Collect the lines of the entries where "现货升贴水" shows up.

== Record extracts

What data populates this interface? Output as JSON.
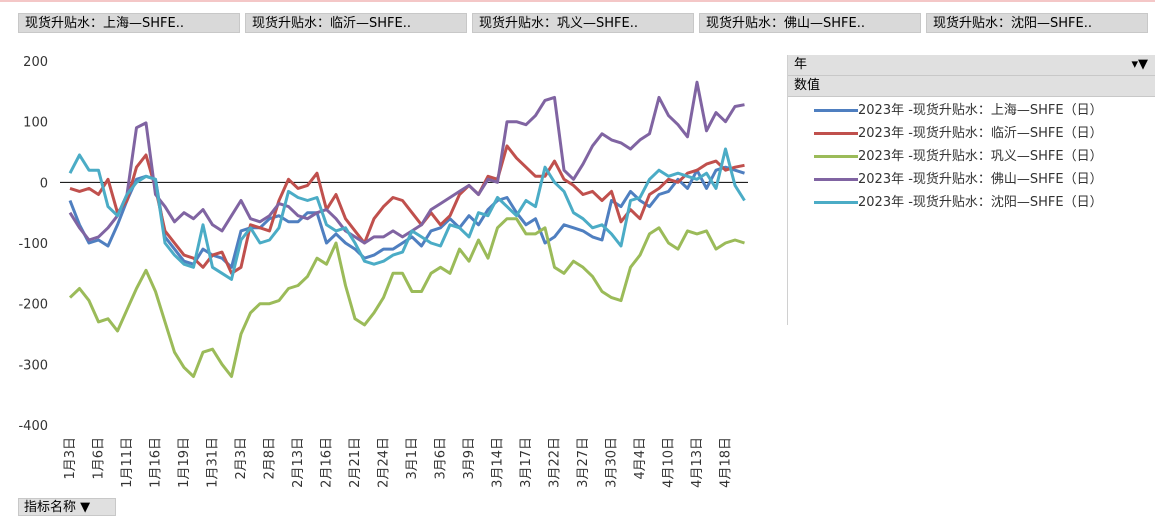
{
  "filters": [
    "现货升贴水：上海—SHFE..",
    "现货升贴水：临沂—SHFE..",
    "现货升贴水：巩义—SHFE..",
    "现货升贴水：佛山—SHFE..",
    "现货升贴水：沈阳—SHFE.."
  ],
  "legend_header": "年",
  "legend_subheader": "数值",
  "field_button": "指标名称",
  "chart_data": {
    "type": "line",
    "categories": [
      "1月3日",
      null,
      null,
      "1月6日",
      null,
      null,
      "1月11日",
      null,
      null,
      "1月16日",
      null,
      null,
      "1月19日",
      null,
      null,
      "1月31日",
      null,
      null,
      "2月3日",
      null,
      null,
      "2月8日",
      null,
      null,
      "2月13日",
      null,
      null,
      "2月16日",
      null,
      null,
      "2月21日",
      null,
      null,
      "2月24日",
      null,
      null,
      "3月1日",
      null,
      null,
      "3月6日",
      null,
      null,
      "3月9日",
      null,
      null,
      "3月14日",
      null,
      null,
      "3月17日",
      null,
      null,
      "3月22日",
      null,
      null,
      "3月27日",
      null,
      null,
      "3月30日",
      null,
      null,
      "4月4日",
      null,
      null,
      "4月10日",
      null,
      null,
      "4月13日",
      null,
      null,
      "4月18日",
      null,
      null
    ],
    "ylim": [
      -400,
      200
    ],
    "yticks": [
      -400,
      -300,
      -200,
      -100,
      0,
      100,
      200
    ],
    "grid": false,
    "series": [
      {
        "name": "2023年 -现货升贴水：上海—SHFE（日）",
        "color": "#4f7fc0",
        "values": [
          -30,
          -70,
          -100,
          -95,
          -105,
          -70,
          -30,
          5,
          10,
          5,
          -90,
          -110,
          -130,
          -135,
          -110,
          -120,
          -125,
          -140,
          -80,
          -75,
          -75,
          -60,
          -55,
          -65,
          -65,
          -50,
          -50,
          -100,
          -85,
          -100,
          -110,
          -125,
          -120,
          -110,
          -110,
          -100,
          -90,
          -105,
          -80,
          -75,
          -60,
          -75,
          -55,
          -70,
          -45,
          -30,
          -25,
          -50,
          -70,
          -60,
          -100,
          -90,
          -70,
          -75,
          -80,
          -90,
          -95,
          -30,
          -40,
          -15,
          -30,
          -40,
          -20,
          -15,
          5,
          -10,
          20,
          -10,
          20,
          25,
          20,
          15
        ]
      },
      {
        "name": "2023年 -现货升贴水：临沂—SHFE（日）",
        "color": "#c0504d",
        "values": [
          -10,
          -15,
          -10,
          -20,
          5,
          -50,
          -30,
          25,
          45,
          -10,
          -80,
          -100,
          -120,
          -125,
          -140,
          -120,
          -115,
          -150,
          -140,
          -70,
          -75,
          -80,
          -30,
          5,
          -10,
          -5,
          15,
          -45,
          -20,
          -60,
          -80,
          -100,
          -60,
          -40,
          -25,
          -30,
          -50,
          -70,
          -50,
          -70,
          -55,
          -20,
          -5,
          -20,
          10,
          5,
          60,
          40,
          25,
          10,
          10,
          35,
          5,
          -5,
          -20,
          -15,
          -30,
          -15,
          -65,
          -45,
          -60,
          -20,
          -10,
          5,
          0,
          15,
          20,
          30,
          35,
          20,
          25,
          28
        ]
      },
      {
        "name": "2023年 -现货升贴水：巩义—SHFE（日）",
        "color": "#9bbb59",
        "values": [
          -190,
          -175,
          -195,
          -230,
          -225,
          -245,
          -210,
          -175,
          -145,
          -180,
          -230,
          -280,
          -305,
          -320,
          -280,
          -275,
          -300,
          -320,
          -250,
          -215,
          -200,
          -200,
          -195,
          -175,
          -170,
          -155,
          -125,
          -135,
          -100,
          -170,
          -225,
          -235,
          -215,
          -190,
          -150,
          -150,
          -180,
          -180,
          -150,
          -140,
          -150,
          -110,
          -130,
          -95,
          -125,
          -75,
          -60,
          -60,
          -85,
          -85,
          -75,
          -140,
          -150,
          -130,
          -140,
          -155,
          -180,
          -190,
          -195,
          -140,
          -120,
          -85,
          -75,
          -100,
          -110,
          -80,
          -85,
          -80,
          -110,
          -100,
          -95,
          -100
        ]
      },
      {
        "name": "2023年 -现货升贴水：佛山—SHFE（日）",
        "color": "#8064a2",
        "values": [
          -50,
          -75,
          -95,
          -90,
          -75,
          -55,
          -20,
          90,
          98,
          -20,
          -40,
          -65,
          -50,
          -60,
          -45,
          -70,
          -80,
          -55,
          -30,
          -60,
          -65,
          -55,
          -35,
          -40,
          -55,
          -60,
          -50,
          -45,
          -60,
          -80,
          -90,
          -100,
          -90,
          -90,
          -80,
          -90,
          -80,
          -70,
          -45,
          -35,
          -25,
          -15,
          -5,
          -20,
          5,
          0,
          100,
          100,
          95,
          110,
          135,
          140,
          20,
          5,
          30,
          60,
          80,
          70,
          65,
          55,
          70,
          80,
          140,
          110,
          95,
          75,
          165,
          85,
          115,
          100,
          125,
          128
        ]
      },
      {
        "name": "2023年 -现货升贴水：沈阳—SHFE（日）",
        "color": "#4bacc6",
        "values": [
          15,
          45,
          20,
          20,
          -40,
          -55,
          -20,
          0,
          10,
          5,
          -100,
          -120,
          -135,
          -140,
          -70,
          -140,
          -150,
          -160,
          -95,
          -75,
          -100,
          -95,
          -75,
          -15,
          -25,
          -30,
          -25,
          -70,
          -80,
          -75,
          -100,
          -130,
          -135,
          -130,
          -120,
          -115,
          -80,
          -90,
          -100,
          -105,
          -70,
          -75,
          -90,
          -50,
          -55,
          -25,
          -40,
          -55,
          -30,
          -40,
          25,
          0,
          -15,
          -50,
          -60,
          -75,
          -70,
          -85,
          -105,
          -30,
          -25,
          5,
          20,
          10,
          15,
          10,
          5,
          15,
          -10,
          55,
          -5,
          -30
        ]
      }
    ]
  }
}
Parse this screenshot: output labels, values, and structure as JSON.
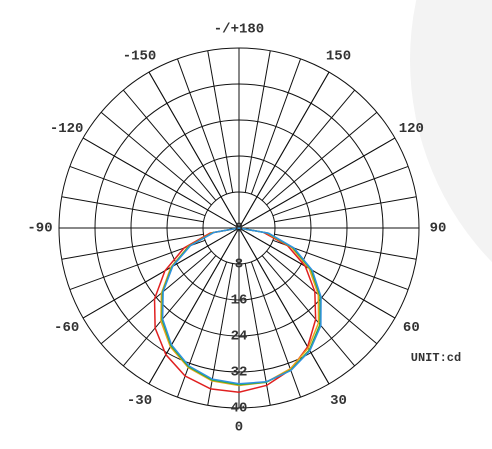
{
  "chart_data": {
    "type": "polar",
    "unit_label": "UNIT:cd",
    "angles": [
      -90,
      -80,
      -70,
      -60,
      -50,
      -40,
      -30,
      -20,
      -10,
      0,
      10,
      20,
      30,
      40,
      50,
      60,
      70,
      80,
      90
    ],
    "series": [
      {
        "color": "#e02020",
        "values": [
          0,
          6.5,
          13,
          19,
          24.5,
          29,
          32.5,
          35,
          36.3,
          36.5,
          35.5,
          33.5,
          30.5,
          26.5,
          22,
          17,
          11.5,
          5.5,
          0
        ]
      },
      {
        "color": "#f0a020",
        "values": [
          0,
          6,
          12,
          17.5,
          22.5,
          27,
          30.5,
          33,
          34.5,
          35,
          34.8,
          33.3,
          30.8,
          27.5,
          23,
          18,
          12.3,
          6.2,
          0
        ]
      },
      {
        "color": "#30b030",
        "values": [
          0,
          5.8,
          11.8,
          17.2,
          22.2,
          26.6,
          30.2,
          32.8,
          34.3,
          34.8,
          34.8,
          33.6,
          31.3,
          28,
          23.5,
          18.5,
          12.7,
          6.5,
          0
        ]
      },
      {
        "color": "#3090e0",
        "values": [
          0,
          5.6,
          11.5,
          17,
          22,
          26.4,
          30,
          32.6,
          34.1,
          34.6,
          34.7,
          33.7,
          31.5,
          28.3,
          23.8,
          18.8,
          13,
          6.7,
          0
        ]
      }
    ],
    "rlim": [
      0,
      40
    ],
    "rticks": [
      0,
      8,
      16,
      24,
      32,
      40
    ],
    "angle_ticks": [
      0,
      30,
      60,
      90,
      120,
      150,
      {
        "value": 180,
        "label": "-/+180"
      },
      -150,
      -120,
      -90,
      -60,
      -30
    ]
  }
}
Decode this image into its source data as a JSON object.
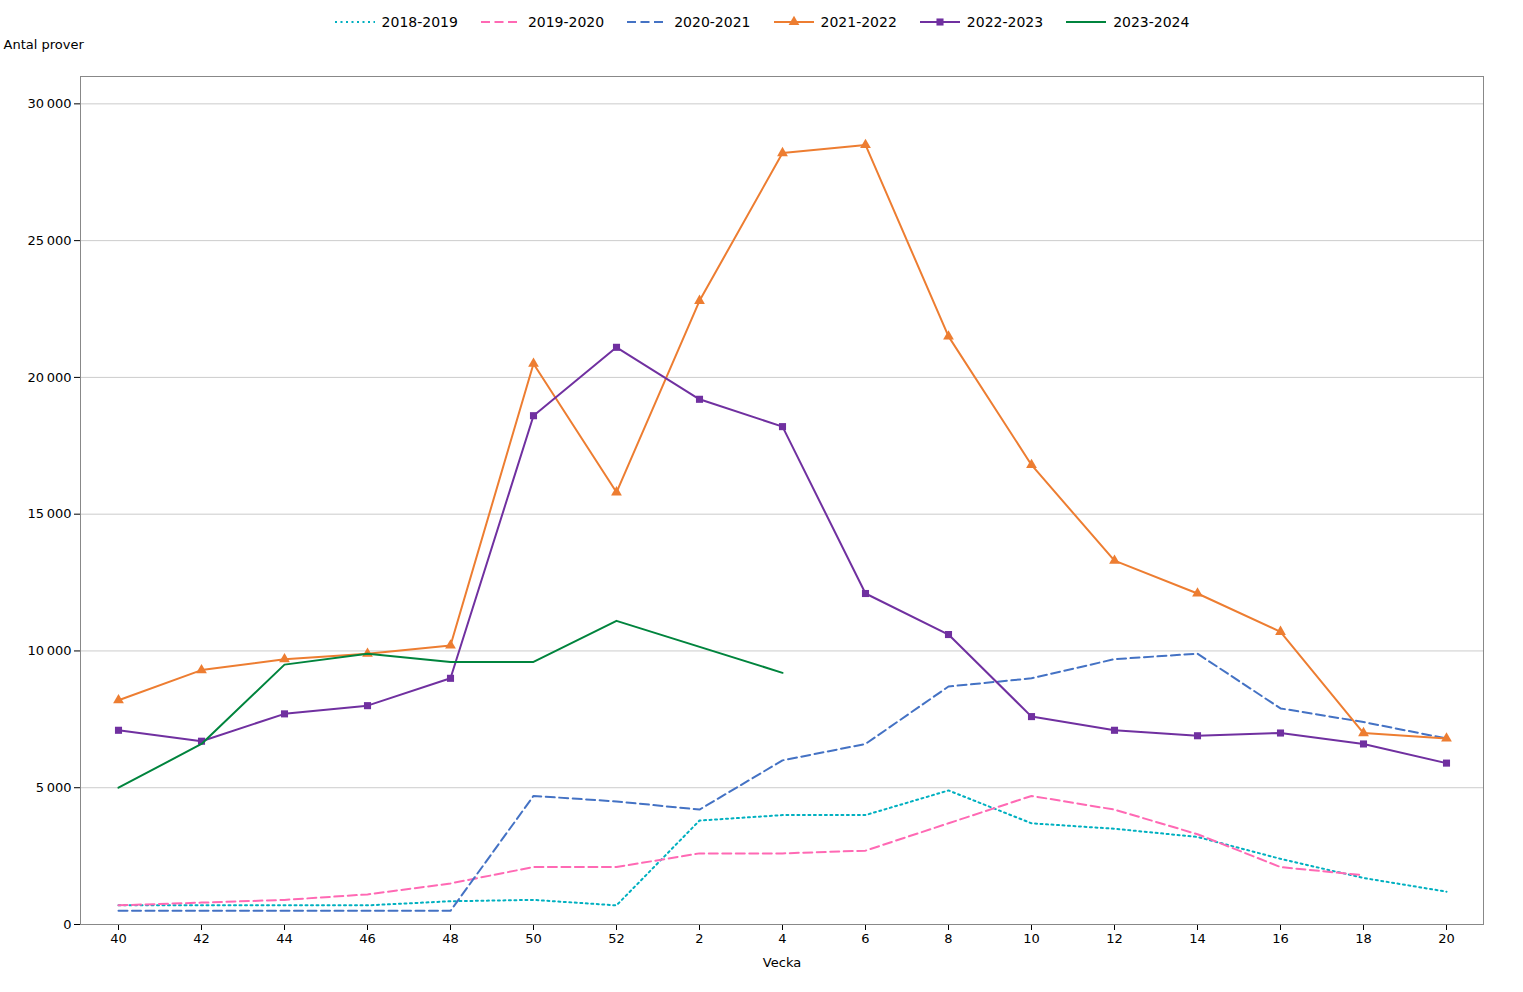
{
  "chart_data": {
    "type": "line",
    "xlabel": "Vecka",
    "ylabel": "Antal prover",
    "categories": [
      40,
      42,
      44,
      46,
      48,
      50,
      52,
      2,
      4,
      6,
      8,
      10,
      12,
      14,
      16,
      18,
      20
    ],
    "ylim": [
      0,
      31000
    ],
    "yticks": [
      0,
      {
        "value": 5000,
        "label": "5 000"
      },
      {
        "value": 10000,
        "label": "10 000"
      },
      {
        "value": 15000,
        "label": "15 000"
      },
      {
        "value": 20000,
        "label": "20 000"
      },
      {
        "value": 25000,
        "label": "25 000"
      },
      {
        "value": 30000,
        "label": "30 000"
      }
    ],
    "grid": true,
    "legend": "top",
    "series": [
      {
        "name": "2018-2019",
        "color": "#00B0C0",
        "line_style": "dotted",
        "values": [
          700,
          700,
          700,
          700,
          850,
          900,
          700,
          3800,
          4000,
          4000,
          4900,
          3700,
          3500,
          3200,
          2400,
          1700,
          1200
        ]
      },
      {
        "name": "2019-2020",
        "color": "#FF69B4",
        "line_style": "dashed",
        "values": [
          700,
          800,
          900,
          1100,
          1500,
          2100,
          2100,
          2600,
          2600,
          2700,
          3700,
          4700,
          4200,
          3300,
          2100,
          1800,
          null
        ]
      },
      {
        "name": "2020-2021",
        "color": "#4472C4",
        "line_style": "dashed",
        "values": [
          500,
          500,
          500,
          500,
          500,
          4700,
          4500,
          4200,
          6000,
          6600,
          8700,
          9000,
          9700,
          9900,
          7900,
          7400,
          6800
        ]
      },
      {
        "name": "2021-2022",
        "color": "#ED7D31",
        "line_style": "solid",
        "marker": "triangle",
        "values": [
          8200,
          9300,
          9700,
          9900,
          10200,
          20500,
          15800,
          22800,
          28200,
          28500,
          21500,
          16800,
          13300,
          12100,
          10700,
          7000,
          6800
        ]
      },
      {
        "name": "2022-2023",
        "color": "#7030A0",
        "line_style": "solid",
        "marker": "square",
        "values": [
          7100,
          6700,
          7700,
          8000,
          9000,
          18600,
          21100,
          19200,
          18200,
          12100,
          10600,
          7600,
          7100,
          6900,
          7000,
          6600,
          5900
        ]
      },
      {
        "name": "2023-2024",
        "color": "#00843D",
        "line_style": "solid",
        "values": [
          5000,
          6600,
          9500,
          9900,
          9600,
          9600,
          11100,
          null,
          9200,
          null,
          null,
          null,
          null,
          null,
          null,
          null,
          null
        ]
      }
    ]
  }
}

====

● Response
    "现货升贴水：上海—SHFE..",
    "现货升贴水：临沂—SHFE..",
    "现货升贴水：巩义—SHFE..",
    "现货升贴水：佛山—SHFE..",
    "现货升贴水：沈阳—SHFE.."
        "name": "2023年 -现货升贴水：上海—SHFE（日）",
        "name": "2023年 -现货升贴水：临沂—SHFE（日）",
        "name": "2023年 -现货升贴水：巩义—SHFE（日）",
        "name": "2023年 -现货升贴水：佛山—SHFE（日）",
        "name": "2023年 -现货升贴水：沈阳—SHFE（日）",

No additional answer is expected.